— What you will do —
Copy the account of Ernest Hamilton South below word for word, from its title to its final sentence.

— Extract to read —
# # # # #

Ernest Hamilton South, the pioneer farmer who imported the 1903 Ivel tractor, now at the Mutare Museum, into Southern Rhodesia

Background

I am grateful to Barry South, the grandson of Ernest South, who contacted me and sent the biographical information that follows. The Ivel tractor itself is exhibited at the Mutare Museum – well worth visiting and on this website there are articles on the Mutare Museum (Mutare Museum) and the Ivel tractor (The 1903 Ivel Agricultural Motor No 141 in the Mutare Museum; one of only seven that still exist today) both under Manicaland Province on the website www.zimfieldguide.com

Arrival in Southern Rhodesia

Ernest South arrived in Southern Rhodesia (present-day Zimbabwe) in 1901. Mashonaland and Matabeleland had united as Southern Rhodesia on 24 Jan 1901 although the country would continue to be administered by the British South Africa Company (BSAC) until 1923. He came as the new managing director for a London-based company, the British South Africa Tobacco Plantations Company although this name soon changed, with the obvious confusion to the BSA Police. The name changed to the Hunyani Rhodesia Tobacco Plantation Company. South was an electrical engineer by training and he settled at Warwick Farm about 15 miles west of Salisbury which he had bought in 1903, presumably on behalf of his company, from the BSAC for one shilling per acre.

    Adapted from 1:250,000 map sheet SE-36-5 Salisbury: this map is used with consent from Window on Rhodesia with the site name https://www.rhodesia.me.uk

Lake McIlwaine (now Lake Chivero) was constructed over two and half years and opened in 1952 and a large part of Warwick Farm was then submerged under the waters of the lake. The original Salisbury – Bulawayo railway line ran through Warwick Farm, the road followed on the old railway track bed, as can be seen on the map and was later diverted north with the advent of Lake McIlwaine.

# # # # #

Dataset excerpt
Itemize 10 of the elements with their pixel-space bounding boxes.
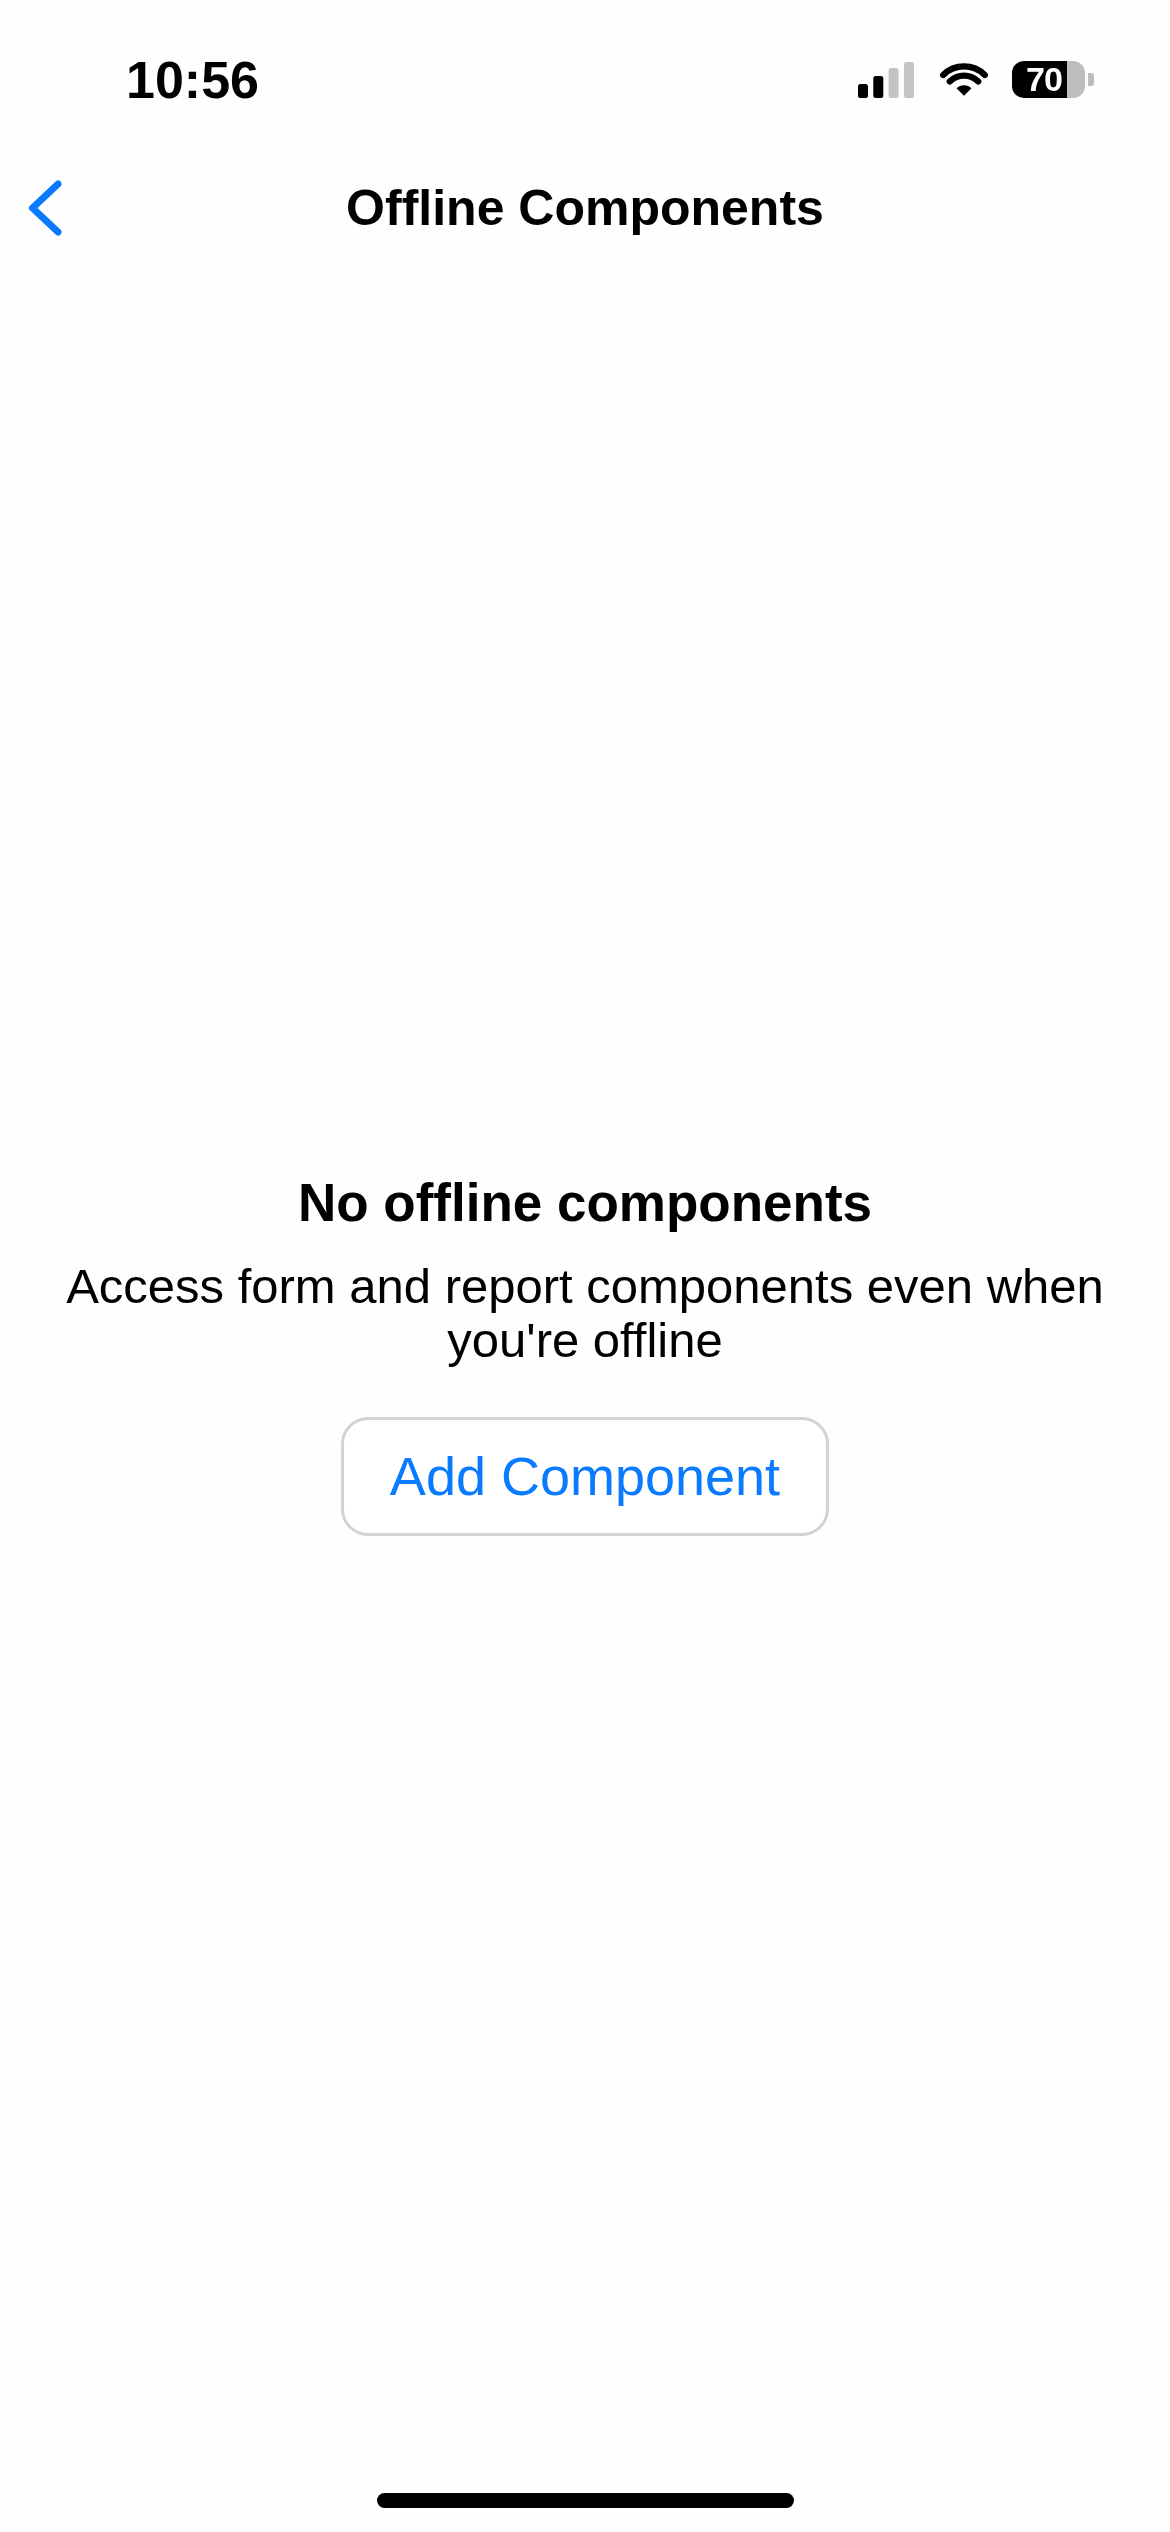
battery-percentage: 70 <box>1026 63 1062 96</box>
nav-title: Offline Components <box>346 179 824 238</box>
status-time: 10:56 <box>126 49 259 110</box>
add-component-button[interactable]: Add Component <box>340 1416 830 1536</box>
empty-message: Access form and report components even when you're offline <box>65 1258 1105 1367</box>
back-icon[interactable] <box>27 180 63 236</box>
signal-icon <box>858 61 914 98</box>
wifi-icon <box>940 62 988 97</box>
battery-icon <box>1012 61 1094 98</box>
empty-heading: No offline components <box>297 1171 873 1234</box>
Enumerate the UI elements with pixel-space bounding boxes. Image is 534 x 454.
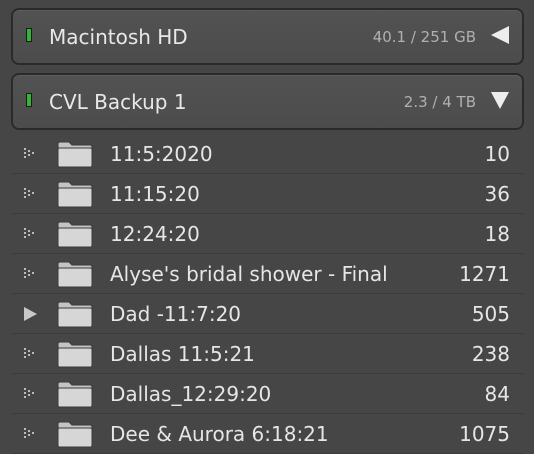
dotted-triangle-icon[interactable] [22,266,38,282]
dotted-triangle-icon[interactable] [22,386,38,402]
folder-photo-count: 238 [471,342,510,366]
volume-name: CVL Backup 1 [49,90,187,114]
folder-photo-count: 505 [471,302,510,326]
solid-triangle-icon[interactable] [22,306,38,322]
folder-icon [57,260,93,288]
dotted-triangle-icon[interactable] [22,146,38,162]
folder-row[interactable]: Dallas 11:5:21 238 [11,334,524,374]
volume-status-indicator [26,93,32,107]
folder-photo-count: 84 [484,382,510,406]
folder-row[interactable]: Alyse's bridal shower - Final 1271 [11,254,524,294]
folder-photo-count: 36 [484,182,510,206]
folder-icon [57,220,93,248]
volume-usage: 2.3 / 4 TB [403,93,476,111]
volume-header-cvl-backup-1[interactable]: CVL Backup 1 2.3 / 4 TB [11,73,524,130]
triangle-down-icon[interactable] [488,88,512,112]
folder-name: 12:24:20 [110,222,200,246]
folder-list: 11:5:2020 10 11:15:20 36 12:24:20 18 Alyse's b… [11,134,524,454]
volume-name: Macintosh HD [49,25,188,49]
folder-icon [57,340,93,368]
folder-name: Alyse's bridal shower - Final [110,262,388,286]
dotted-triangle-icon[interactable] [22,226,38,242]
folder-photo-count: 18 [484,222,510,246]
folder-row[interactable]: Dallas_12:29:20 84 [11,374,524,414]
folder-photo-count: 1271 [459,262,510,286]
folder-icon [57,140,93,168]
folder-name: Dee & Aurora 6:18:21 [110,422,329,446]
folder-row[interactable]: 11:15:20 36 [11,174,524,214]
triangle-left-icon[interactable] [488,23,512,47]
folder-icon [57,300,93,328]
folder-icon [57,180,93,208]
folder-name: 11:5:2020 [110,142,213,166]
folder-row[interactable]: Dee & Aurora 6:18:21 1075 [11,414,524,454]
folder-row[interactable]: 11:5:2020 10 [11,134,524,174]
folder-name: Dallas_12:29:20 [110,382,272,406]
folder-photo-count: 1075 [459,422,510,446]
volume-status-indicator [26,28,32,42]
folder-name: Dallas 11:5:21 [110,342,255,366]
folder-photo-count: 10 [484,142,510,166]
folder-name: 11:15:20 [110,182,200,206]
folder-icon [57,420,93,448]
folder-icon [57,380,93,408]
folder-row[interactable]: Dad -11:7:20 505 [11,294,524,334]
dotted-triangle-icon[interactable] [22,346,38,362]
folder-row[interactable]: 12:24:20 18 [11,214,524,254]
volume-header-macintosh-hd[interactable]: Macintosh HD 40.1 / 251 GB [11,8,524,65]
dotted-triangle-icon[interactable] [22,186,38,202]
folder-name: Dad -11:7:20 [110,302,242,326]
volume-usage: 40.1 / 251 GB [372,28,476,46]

# # # # #

— The response —
Ernest Hamilton South, the pioneer farmer who imported the 1903 Ivel tractor, now at the Mutare Museum, into Southern Rhodesia

Background

I am grateful to Barry South, the grandson of Ernest South, who contacted me and sent the biographical information that follows. The Ivel tractor itself is exhibited at the Mutare Museum – well worth visiting and on this website there are articles on the Mutare Museum (Mutare Museum) and the Ivel tractor (The 1903 Ivel Agricultural Motor No 141 in the Mutare Museum; one of only seven that still exist today) both under Manicaland Province on the website www.zimfieldguide.com

Arrival in Southern Rhodesia

Ernest South arrived in Southern Rhodesia (present-day Zimbabwe) in 1901. Mashonaland and Matabeleland had united as Southern Rhodesia on 24 Jan 1901 although the country would continue to be administered by the British South Africa Company (BSAC) until 1923. He came as the new managing director for a London-based company, the British South Africa Tobacco Plantations Company although this name soon changed, with the obvious confusion to the BSA Police. The name changed to the Hunyani Rhodesia Tobacco Plantation Company. South was an electrical engineer by training and he settled at Warwick Farm about 15 miles west of Salisbury which he had bought in 1903, presumably on behalf of his company, from the BSAC for one shilling per acre.

    Adapted from 1:250,000 map sheet SE-36-5 Salisbury: this map is used with consent from Window on Rhodesia with the site name https://www.rhodesia.me.uk

Lake McIlwaine (now Lake Chivero) was constructed over two and half years and opened in 1952 and a large part of Warwick Farm was then submerged under the waters of the lake. The original Salisbury – Bulawayo railway line ran through Warwick Farm, the road followed on the old railway track bed, as can be seen on the map and was later diverted north with the advent of Lake McIlwaine.